Information provided —
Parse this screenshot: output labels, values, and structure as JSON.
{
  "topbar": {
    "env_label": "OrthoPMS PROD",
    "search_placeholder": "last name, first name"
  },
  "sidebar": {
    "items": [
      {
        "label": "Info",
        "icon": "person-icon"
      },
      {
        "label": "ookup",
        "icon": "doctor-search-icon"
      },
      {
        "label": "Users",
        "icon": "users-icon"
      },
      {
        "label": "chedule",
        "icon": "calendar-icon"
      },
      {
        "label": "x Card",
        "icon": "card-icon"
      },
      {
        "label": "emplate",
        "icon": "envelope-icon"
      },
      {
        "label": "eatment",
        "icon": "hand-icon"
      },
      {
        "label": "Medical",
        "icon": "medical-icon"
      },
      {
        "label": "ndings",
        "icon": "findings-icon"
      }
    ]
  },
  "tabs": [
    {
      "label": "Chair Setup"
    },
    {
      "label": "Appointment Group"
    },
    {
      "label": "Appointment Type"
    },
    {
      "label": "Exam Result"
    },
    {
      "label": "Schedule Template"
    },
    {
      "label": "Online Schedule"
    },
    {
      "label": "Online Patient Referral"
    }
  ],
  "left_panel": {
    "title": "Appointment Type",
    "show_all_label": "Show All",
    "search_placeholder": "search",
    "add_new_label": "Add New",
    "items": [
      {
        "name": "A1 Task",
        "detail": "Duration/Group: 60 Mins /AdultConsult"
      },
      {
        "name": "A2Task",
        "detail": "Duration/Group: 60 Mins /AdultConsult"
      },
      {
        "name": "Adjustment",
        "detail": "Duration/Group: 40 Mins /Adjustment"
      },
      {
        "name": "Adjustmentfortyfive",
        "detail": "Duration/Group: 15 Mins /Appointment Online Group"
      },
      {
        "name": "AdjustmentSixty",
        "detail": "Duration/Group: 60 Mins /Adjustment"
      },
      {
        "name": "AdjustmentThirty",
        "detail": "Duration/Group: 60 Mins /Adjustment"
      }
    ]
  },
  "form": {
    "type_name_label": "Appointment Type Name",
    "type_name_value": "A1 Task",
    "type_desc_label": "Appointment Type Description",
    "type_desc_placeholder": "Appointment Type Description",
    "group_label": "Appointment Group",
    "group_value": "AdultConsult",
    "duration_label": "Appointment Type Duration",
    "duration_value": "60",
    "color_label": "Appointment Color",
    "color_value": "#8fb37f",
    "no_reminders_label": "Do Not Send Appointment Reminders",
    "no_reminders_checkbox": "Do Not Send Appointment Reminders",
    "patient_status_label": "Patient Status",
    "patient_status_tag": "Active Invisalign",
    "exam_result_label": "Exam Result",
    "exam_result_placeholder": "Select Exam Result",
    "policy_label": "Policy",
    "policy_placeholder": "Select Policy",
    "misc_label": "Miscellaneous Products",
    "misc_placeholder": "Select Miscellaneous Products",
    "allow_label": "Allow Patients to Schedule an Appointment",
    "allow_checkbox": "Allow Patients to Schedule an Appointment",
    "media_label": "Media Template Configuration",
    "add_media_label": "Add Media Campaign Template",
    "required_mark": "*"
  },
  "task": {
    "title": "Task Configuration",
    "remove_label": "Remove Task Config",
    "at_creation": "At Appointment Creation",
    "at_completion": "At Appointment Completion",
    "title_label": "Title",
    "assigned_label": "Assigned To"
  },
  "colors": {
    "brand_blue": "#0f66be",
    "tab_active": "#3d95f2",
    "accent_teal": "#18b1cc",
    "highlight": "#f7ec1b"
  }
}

Problem — Print, exactly as written, each record in the listing above.

Task answer —
Parse this screenshot: output labels, values, and structure as JSON.
{
  "topbar": {
    "env_label": "OrthoPMS PROD",
    "search_placeholder": "last name, first name"
  },
  "sidebar": {
    "items": [
      {
        "label": "Info",
        "icon": "person-icon"
      },
      {
        "label": "ookup",
        "icon": "doctor-search-icon"
      },
      {
        "label": "Users",
        "icon": "users-icon"
      },
      {
        "label": "chedule",
        "icon": "calendar-icon"
      },
      {
        "label": "x Card",
        "icon": "card-icon"
      },
      {
        "label": "emplate",
        "icon": "envelope-icon"
      },
      {
        "label": "eatment",
        "icon": "hand-icon"
      },
      {
        "label": "Medical",
        "icon": "medical-icon"
      },
      {
        "label": "ndings",
        "icon": "findings-icon"
      }
    ]
  },
  "tabs": [
    {
      "label": "Chair Setup"
    },
    {
      "label": "Appointment Group"
    },
    {
      "label": "Appointment Type"
    },
    {
      "label": "Exam Result"
    },
    {
      "label": "Schedule Template"
    },
    {
      "label": "Online Schedule"
    },
    {
      "label": "Online Patient Referral"
    }
  ],
  "left_panel": {
    "title": "Appointment Type",
    "show_all_label": "Show All",
    "search_placeholder": "search",
    "add_new_label": "Add New",
    "items": [
      {
        "name": "A1 Task",
        "detail": "Duration/Group: 60 Mins /AdultConsult"
      },
      {
        "name": "A2Task",
        "detail": "Duration/Group: 60 Mins /AdultConsult"
      },
      {
        "name": "Adjustment",
        "detail": "Duration/Group: 40 Mins /Adjustment"
      },
      {
        "name": "Adjustmentfortyfive",
        "detail": "Duration/Group: 15 Mins /Appointment Online Group"
      },
      {
        "name": "AdjustmentSixty",
        "detail": "Duration/Group: 60 Mins /Adjustment"
      },
      {
        "name": "AdjustmentThirty",
        "detail": "Duration/Group: 60 Mins /Adjustment"
      }
    ]
  },
  "form": {
    "type_name_label": "Appointment Type Name",
    "type_name_value": "A1 Task",
    "type_desc_label": "Appointment Type Description",
    "type_desc_placeholder": "Appointment Type Description",
    "group_label": "Appointment Group",
    "group_value": "AdultConsult",
    "duration_label": "Appointment Type Duration",
    "duration_value": "60",
    "color_label": "Appointment Color",
    "color_value": "#8fb37f",
    "no_reminders_label": "Do Not Send Appointment Reminders",
    "no_reminders_checkbox": "Do Not Send Appointment Reminders",
    "patient_status_label": "Patient Status",
    "patient_status_tag": "Active Invisalign",
    "exam_result_label": "Exam Result",
    "exam_result_placeholder": "Select Exam Result",
    "policy_label": "Policy",
    "policy_placeholder": "Select Policy",
    "misc_label": "Miscellaneous Products",
    "misc_placeholder": "Select Miscellaneous Products",
    "allow_label": "Allow Patients to Schedule an Appointment",
    "allow_checkbox": "Allow Patients to Schedule an Appointment",
    "media_label": "Media Template Configuration",
    "add_media_label": "Add Media Campaign Template",
    "required_mark": "*"
  },
  "task": {
    "title": "Task Configuration",
    "remove_label": "Remove Task Config",
    "at_creation": "At Appointment Creation",
    "at_completion": "At Appointment Completion",
    "title_label": "Title",
    "assigned_label": "Assigned To"
  },
  "colors": {
    "brand_blue": "#0f66be",
    "tab_active": "#3d95f2",
    "accent_teal": "#18b1cc",
    "highlight": "#f7ec1b"
  }
}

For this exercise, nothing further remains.